▶ **SOURCE RECORDS**:

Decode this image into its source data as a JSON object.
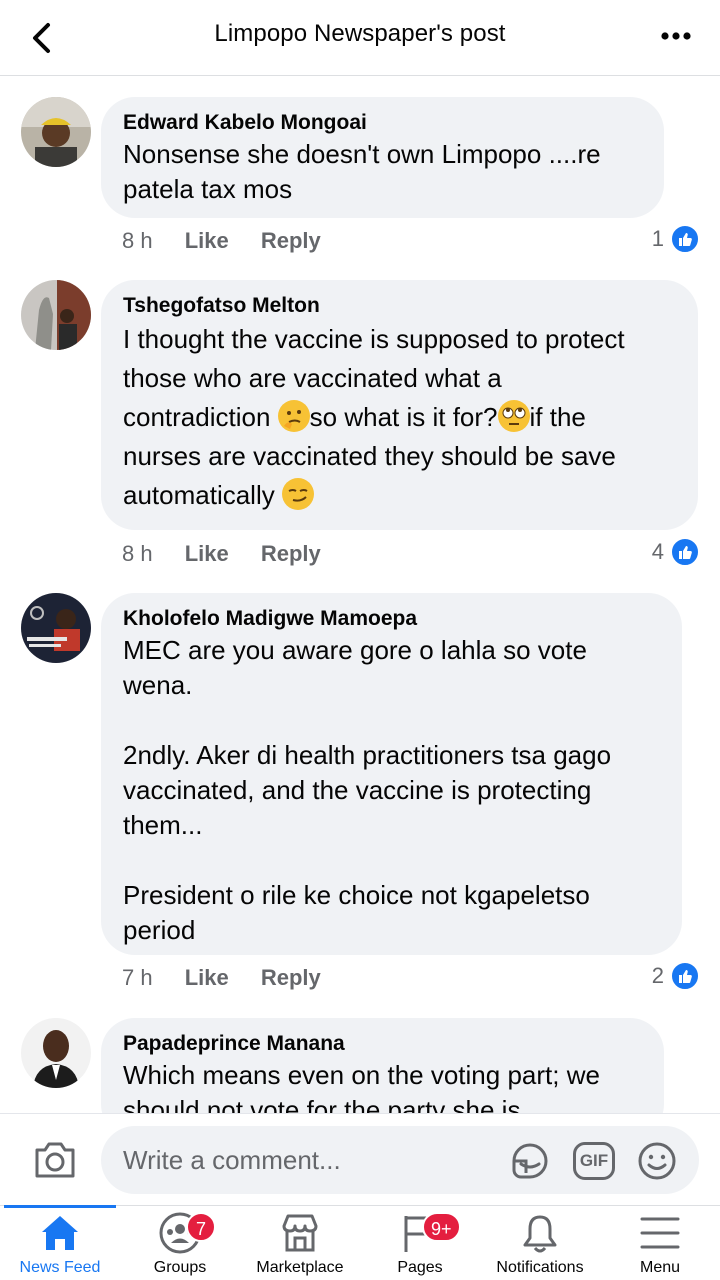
{
  "header": {
    "title": "Limpopo Newspaper's post",
    "back_icon": "chevron-left-icon",
    "more_icon": "more-horizontal-icon"
  },
  "comments": [
    {
      "author": "Edward Kabelo Mongoai",
      "text": "Nonsense she doesn't own Limpopo ....re\npatela tax mos",
      "time": "8 h",
      "like_label": "Like",
      "reply_label": "Reply",
      "reactions": "1"
    },
    {
      "author": "Tshegofatso Melton",
      "text_parts": [
        "I thought the vaccine is supposed to protect\nthose who are vaccinated what a\ncontradiction ",
        "so what is it for?",
        "if the\nnurses are vaccinated they should be save\nautomatically "
      ],
      "emojis": [
        "thinking-face-emoji",
        "rolling-eyes-emoji",
        "smirking-face-emoji"
      ],
      "time": "8 h",
      "like_label": "Like",
      "reply_label": "Reply",
      "reactions": "4"
    },
    {
      "author": "Kholofelo Madigwe Mamoepa",
      "text": "MEC are you aware gore o lahla so vote\nwena.\n\n2ndly. Aker di health practitioners tsa gago\nvaccinated,  and the vaccine is protecting\nthem...\n\nPresident o rile ke choice not kgapeletso\nperiod",
      "time": "7 h",
      "like_label": "Like",
      "reply_label": "Reply",
      "reactions": "2"
    },
    {
      "author": "Papadeprince Manana",
      "text": "Which means even on the voting part; we\nshould not vote for the party she is"
    }
  ],
  "composer": {
    "placeholder": "Write a comment...",
    "camera_icon": "camera-icon",
    "sticker_icon": "sticker-icon",
    "gif_label": "GIF",
    "emoji_icon": "emoji-icon"
  },
  "nav": [
    {
      "label": "News Feed",
      "icon": "home-icon",
      "active": true
    },
    {
      "label": "Groups",
      "icon": "groups-icon",
      "badge": "7"
    },
    {
      "label": "Marketplace",
      "icon": "marketplace-icon"
    },
    {
      "label": "Pages",
      "icon": "pages-icon",
      "badge": "9+"
    },
    {
      "label": "Notifications",
      "icon": "bell-icon"
    },
    {
      "label": "Menu",
      "icon": "menu-icon"
    }
  ],
  "colors": {
    "accent": "#1877f2",
    "bubble": "#f0f2f5",
    "muted": "#65676b",
    "badge": "#e41e3f"
  }
}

▶ **TASK DETAILS**: Determine the number of lines containing "Limpopo". Write only that number.

▶ **OUTPUT OF THE TASK**: 2